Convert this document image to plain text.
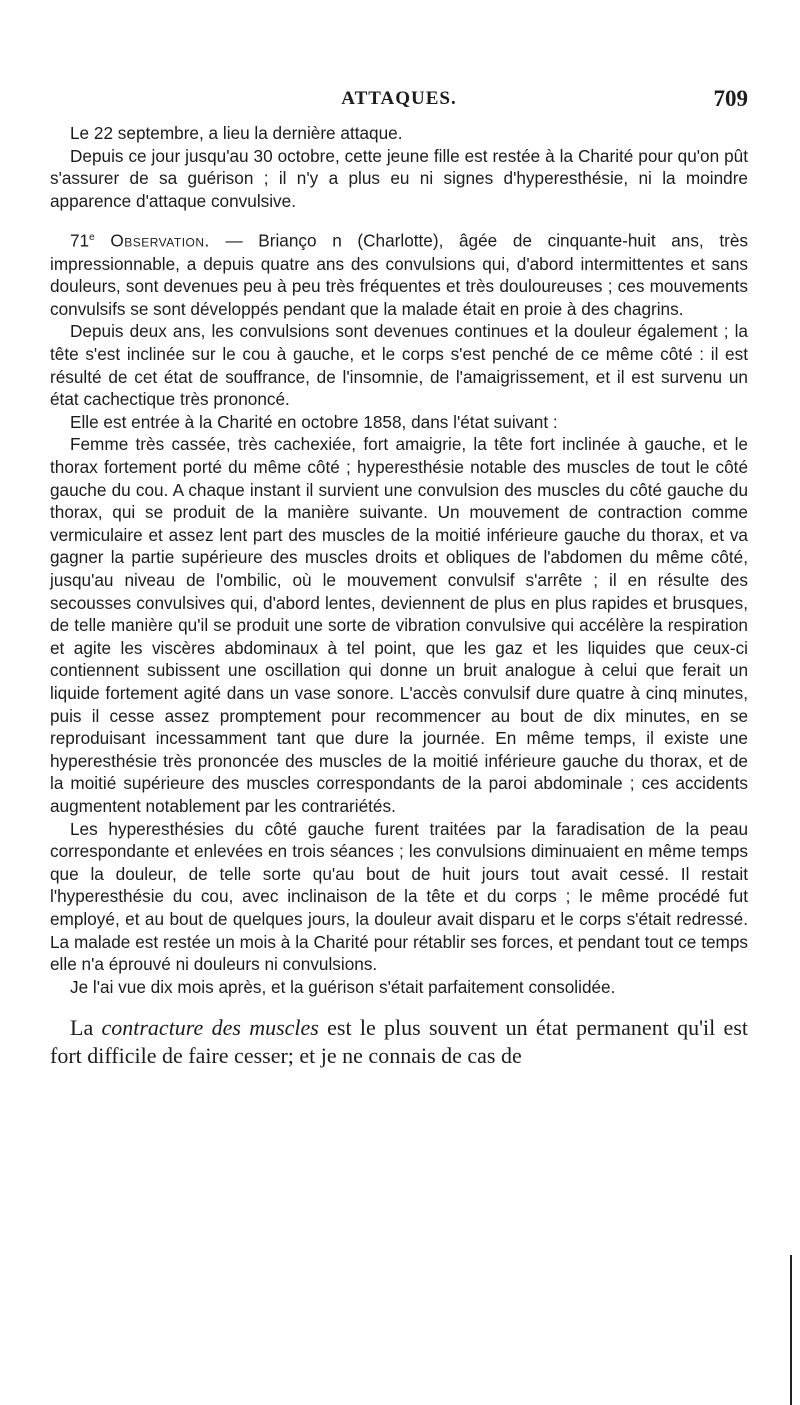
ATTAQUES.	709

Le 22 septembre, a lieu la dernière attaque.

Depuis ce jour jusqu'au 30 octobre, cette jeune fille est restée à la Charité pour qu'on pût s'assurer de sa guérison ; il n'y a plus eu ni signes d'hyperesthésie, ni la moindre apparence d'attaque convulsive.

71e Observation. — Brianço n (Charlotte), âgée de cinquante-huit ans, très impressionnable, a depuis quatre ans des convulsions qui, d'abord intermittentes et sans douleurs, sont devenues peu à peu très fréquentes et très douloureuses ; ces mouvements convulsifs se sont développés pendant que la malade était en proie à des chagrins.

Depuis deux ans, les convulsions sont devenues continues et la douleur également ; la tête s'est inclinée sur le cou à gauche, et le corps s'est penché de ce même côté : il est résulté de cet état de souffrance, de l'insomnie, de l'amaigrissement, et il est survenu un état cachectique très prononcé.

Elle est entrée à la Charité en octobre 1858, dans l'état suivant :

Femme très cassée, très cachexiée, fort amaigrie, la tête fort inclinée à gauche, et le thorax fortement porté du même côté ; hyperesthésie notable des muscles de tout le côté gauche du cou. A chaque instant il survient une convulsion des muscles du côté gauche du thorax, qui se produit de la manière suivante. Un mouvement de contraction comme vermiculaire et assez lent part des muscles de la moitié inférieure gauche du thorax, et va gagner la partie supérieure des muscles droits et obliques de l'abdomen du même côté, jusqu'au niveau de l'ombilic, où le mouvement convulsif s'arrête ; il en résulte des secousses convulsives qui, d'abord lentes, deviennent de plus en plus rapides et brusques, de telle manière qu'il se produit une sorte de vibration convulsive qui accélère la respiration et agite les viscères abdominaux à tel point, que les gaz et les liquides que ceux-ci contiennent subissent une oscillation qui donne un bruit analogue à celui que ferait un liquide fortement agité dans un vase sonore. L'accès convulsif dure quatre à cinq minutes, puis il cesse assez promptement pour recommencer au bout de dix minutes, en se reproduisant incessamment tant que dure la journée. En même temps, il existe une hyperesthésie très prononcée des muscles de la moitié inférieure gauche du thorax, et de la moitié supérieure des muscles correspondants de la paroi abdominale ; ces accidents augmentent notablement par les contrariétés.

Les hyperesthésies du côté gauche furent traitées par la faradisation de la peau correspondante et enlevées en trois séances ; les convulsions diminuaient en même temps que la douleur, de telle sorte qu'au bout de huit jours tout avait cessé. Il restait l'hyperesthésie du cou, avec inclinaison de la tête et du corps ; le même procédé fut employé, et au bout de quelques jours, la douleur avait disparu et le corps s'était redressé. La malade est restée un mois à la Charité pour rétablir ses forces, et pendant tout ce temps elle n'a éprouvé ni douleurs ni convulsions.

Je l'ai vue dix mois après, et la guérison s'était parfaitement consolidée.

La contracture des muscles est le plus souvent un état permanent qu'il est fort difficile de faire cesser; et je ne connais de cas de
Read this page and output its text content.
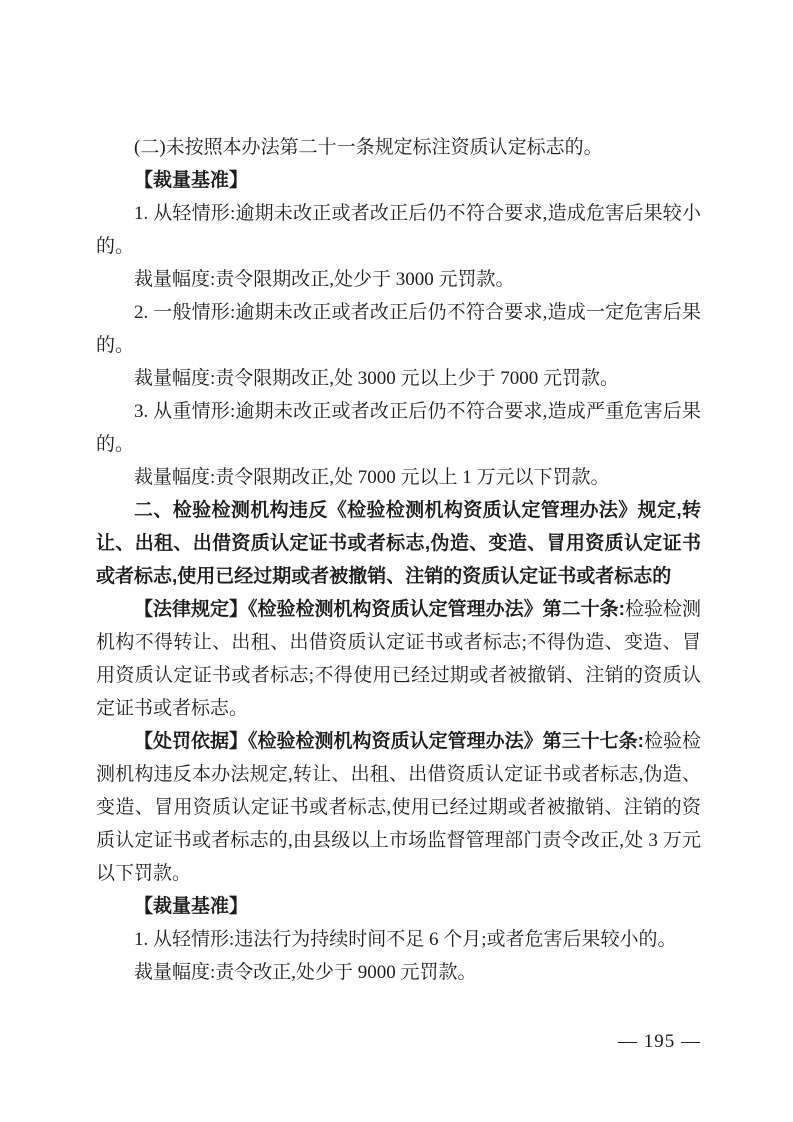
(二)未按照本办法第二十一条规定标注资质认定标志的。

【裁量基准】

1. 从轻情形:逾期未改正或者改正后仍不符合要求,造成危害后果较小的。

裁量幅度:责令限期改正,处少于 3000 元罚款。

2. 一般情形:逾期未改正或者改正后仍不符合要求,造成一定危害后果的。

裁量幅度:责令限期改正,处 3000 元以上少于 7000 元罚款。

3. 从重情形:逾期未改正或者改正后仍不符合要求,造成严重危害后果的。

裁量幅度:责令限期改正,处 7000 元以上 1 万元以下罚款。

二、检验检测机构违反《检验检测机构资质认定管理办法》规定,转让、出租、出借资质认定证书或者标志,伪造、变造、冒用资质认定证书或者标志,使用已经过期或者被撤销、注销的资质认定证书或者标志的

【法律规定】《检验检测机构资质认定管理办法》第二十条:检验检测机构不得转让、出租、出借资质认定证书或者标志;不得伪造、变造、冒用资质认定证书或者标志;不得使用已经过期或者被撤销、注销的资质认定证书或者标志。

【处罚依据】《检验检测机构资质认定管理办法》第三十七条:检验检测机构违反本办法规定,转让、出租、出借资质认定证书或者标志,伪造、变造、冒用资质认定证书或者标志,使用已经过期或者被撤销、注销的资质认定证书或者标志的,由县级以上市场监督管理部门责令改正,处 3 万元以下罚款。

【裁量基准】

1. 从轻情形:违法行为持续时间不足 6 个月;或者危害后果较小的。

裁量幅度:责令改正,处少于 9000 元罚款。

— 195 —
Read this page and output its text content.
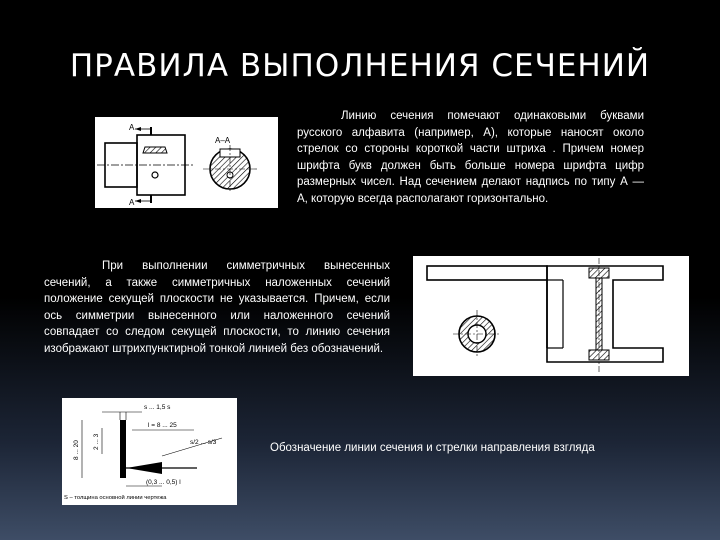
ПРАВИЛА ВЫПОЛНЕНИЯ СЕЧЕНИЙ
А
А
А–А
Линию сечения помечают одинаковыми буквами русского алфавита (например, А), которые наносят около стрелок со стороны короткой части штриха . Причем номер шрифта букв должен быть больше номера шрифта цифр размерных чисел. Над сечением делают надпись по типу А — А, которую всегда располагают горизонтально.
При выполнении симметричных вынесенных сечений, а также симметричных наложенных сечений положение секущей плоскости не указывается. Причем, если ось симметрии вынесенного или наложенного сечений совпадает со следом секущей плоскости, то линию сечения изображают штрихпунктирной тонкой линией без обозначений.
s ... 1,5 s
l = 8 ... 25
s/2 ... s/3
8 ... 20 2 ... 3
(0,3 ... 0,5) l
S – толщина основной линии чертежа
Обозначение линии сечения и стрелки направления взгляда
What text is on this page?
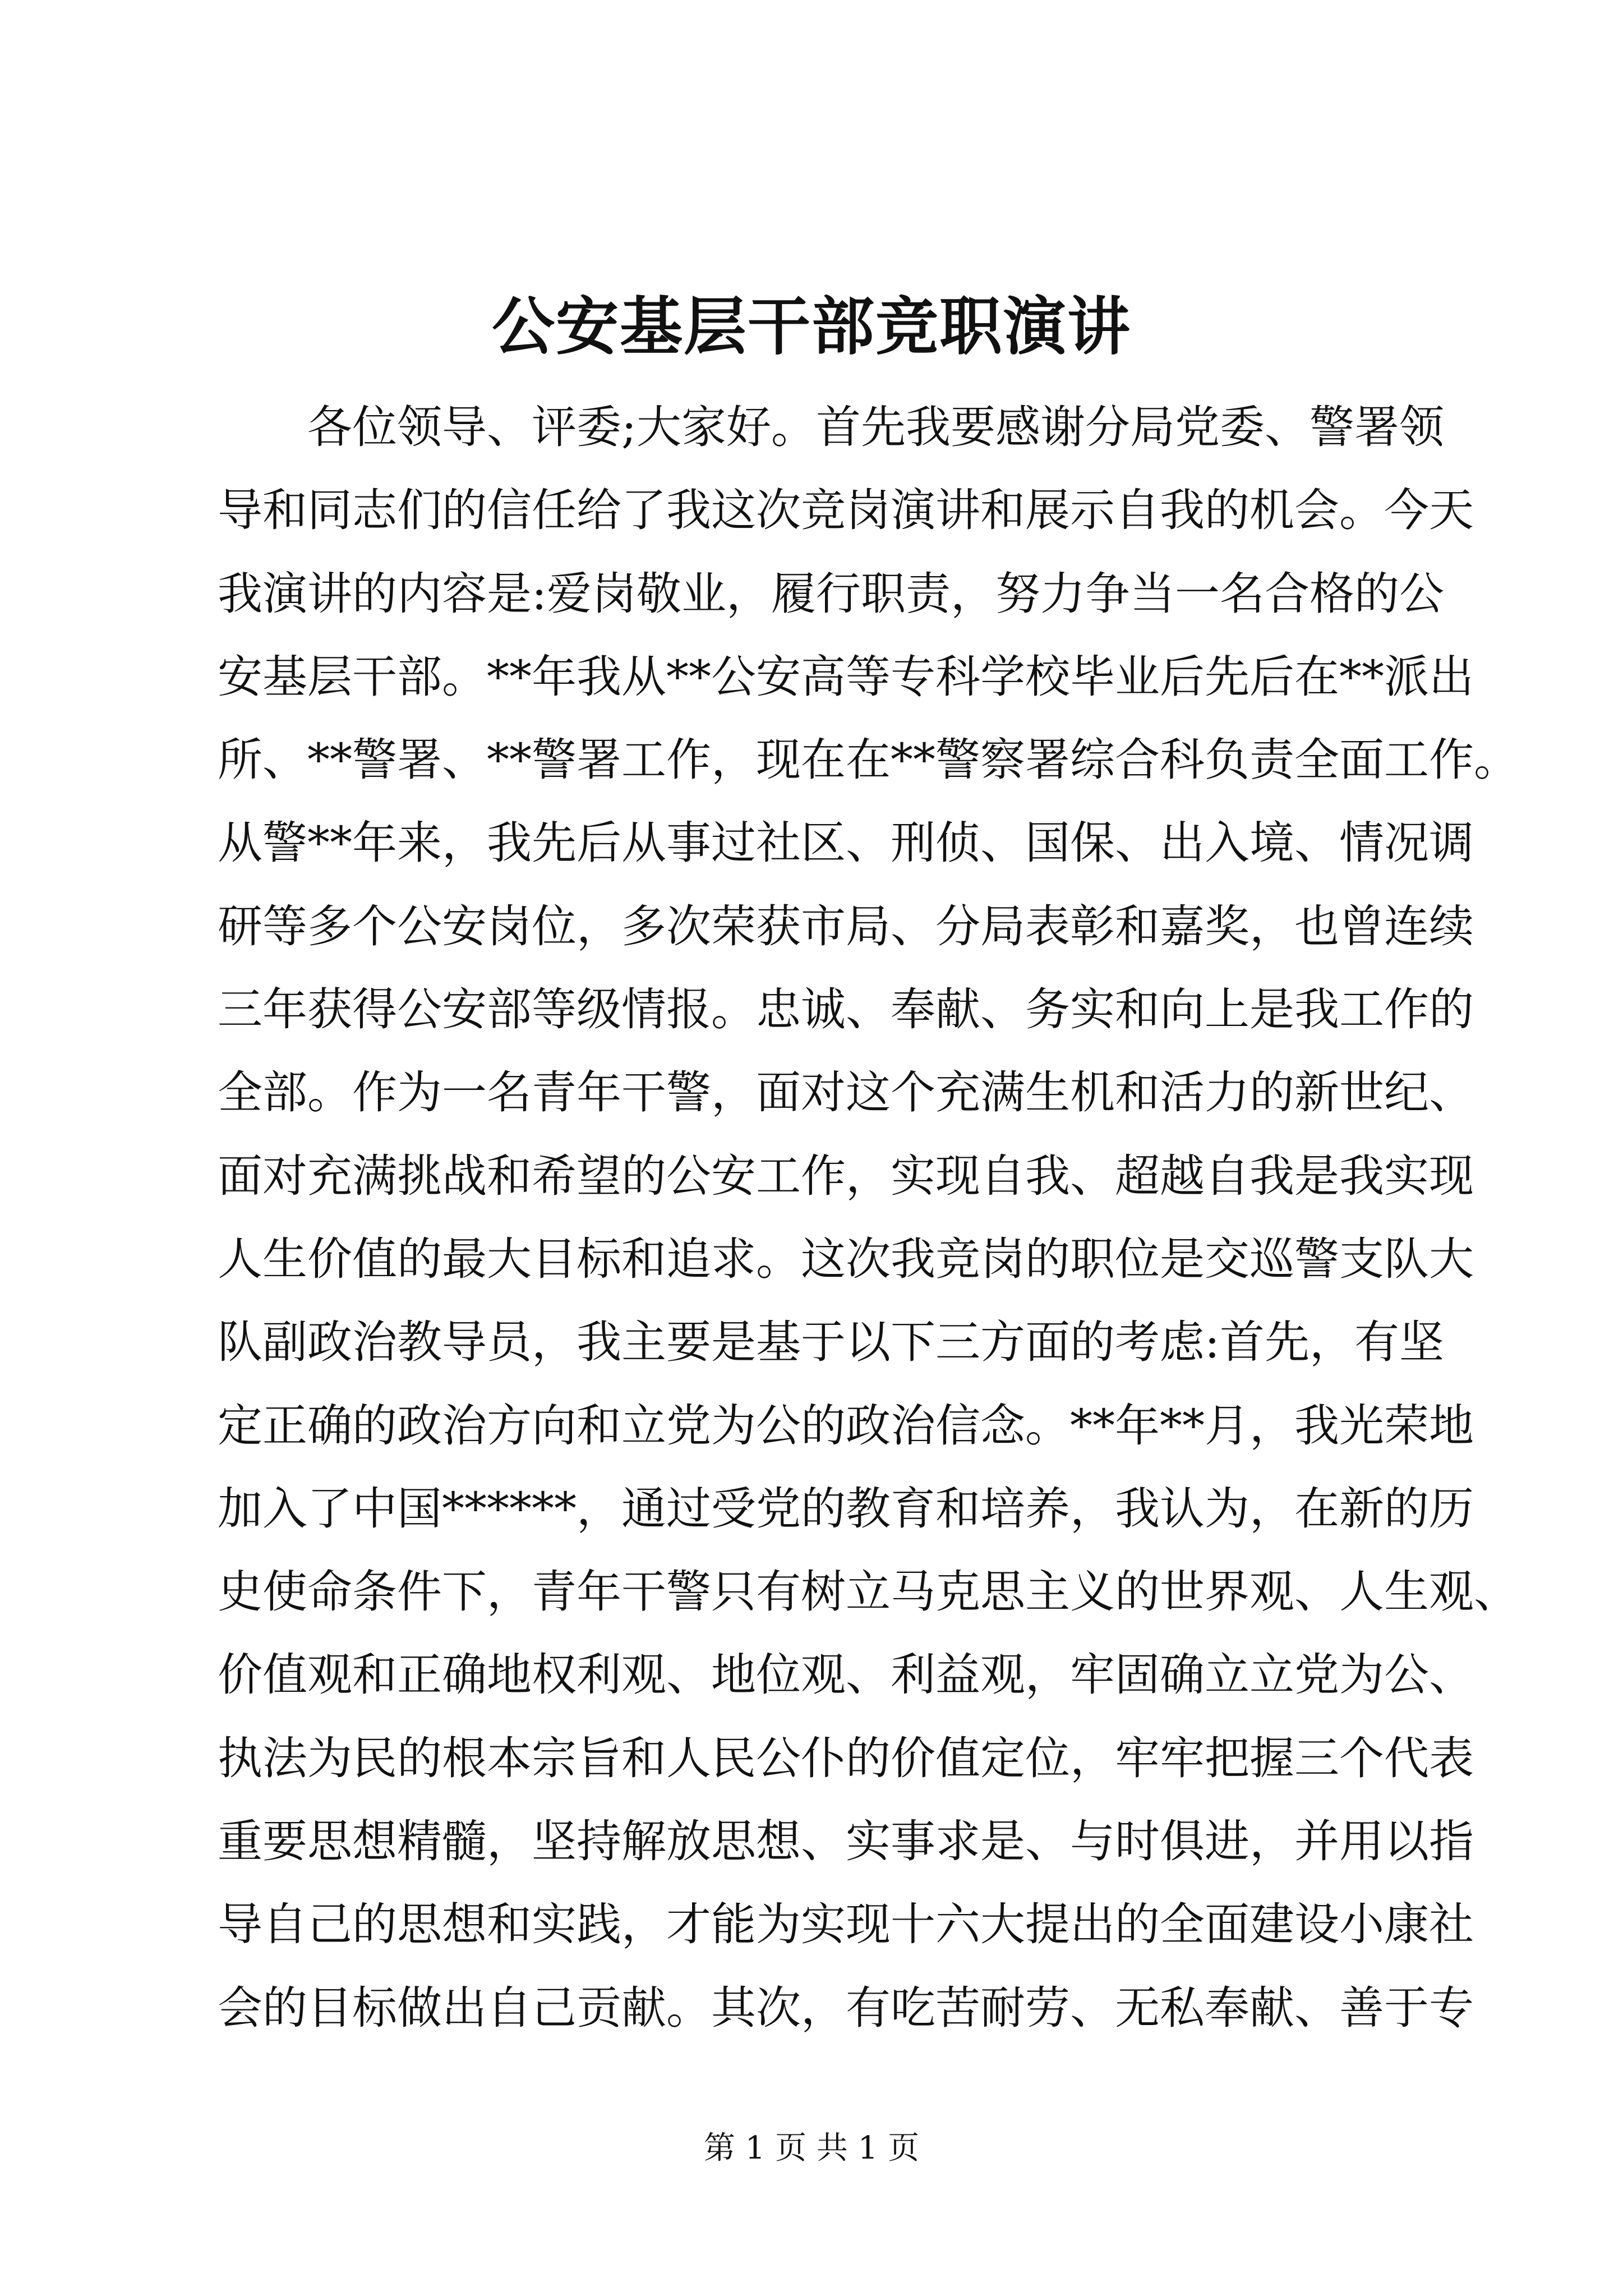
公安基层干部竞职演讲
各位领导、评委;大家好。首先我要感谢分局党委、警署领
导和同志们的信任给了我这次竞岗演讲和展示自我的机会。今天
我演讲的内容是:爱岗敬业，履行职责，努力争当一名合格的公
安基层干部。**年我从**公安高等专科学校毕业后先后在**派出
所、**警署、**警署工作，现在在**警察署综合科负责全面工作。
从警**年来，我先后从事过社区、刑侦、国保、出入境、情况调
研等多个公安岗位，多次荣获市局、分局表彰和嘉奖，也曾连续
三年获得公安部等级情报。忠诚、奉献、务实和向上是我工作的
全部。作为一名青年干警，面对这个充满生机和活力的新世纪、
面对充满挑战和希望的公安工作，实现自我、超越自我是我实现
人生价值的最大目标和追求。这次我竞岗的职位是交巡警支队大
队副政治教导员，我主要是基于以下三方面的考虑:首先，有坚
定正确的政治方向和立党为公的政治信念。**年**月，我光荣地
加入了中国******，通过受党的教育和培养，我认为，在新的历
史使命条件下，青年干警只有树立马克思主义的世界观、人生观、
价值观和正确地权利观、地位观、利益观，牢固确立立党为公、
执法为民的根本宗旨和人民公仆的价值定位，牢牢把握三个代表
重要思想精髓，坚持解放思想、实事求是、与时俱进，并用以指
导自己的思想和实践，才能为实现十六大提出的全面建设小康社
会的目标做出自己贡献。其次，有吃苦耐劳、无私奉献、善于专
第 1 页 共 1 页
——————
- **Task prompt**
In the entries above, identify every line with the string "逾期未改正或者改正后仍不符合要求".

- **Problem solution**
1. 从轻情形:逾期未改正或者改正后仍不符合要求,造成危害后果较小的。
2. 一般情形:逾期未改正或者改正后仍不符合要求,造成一定危害后果的。
3. 从重情形:逾期未改正或者改正后仍不符合要求,造成严重危害后果的。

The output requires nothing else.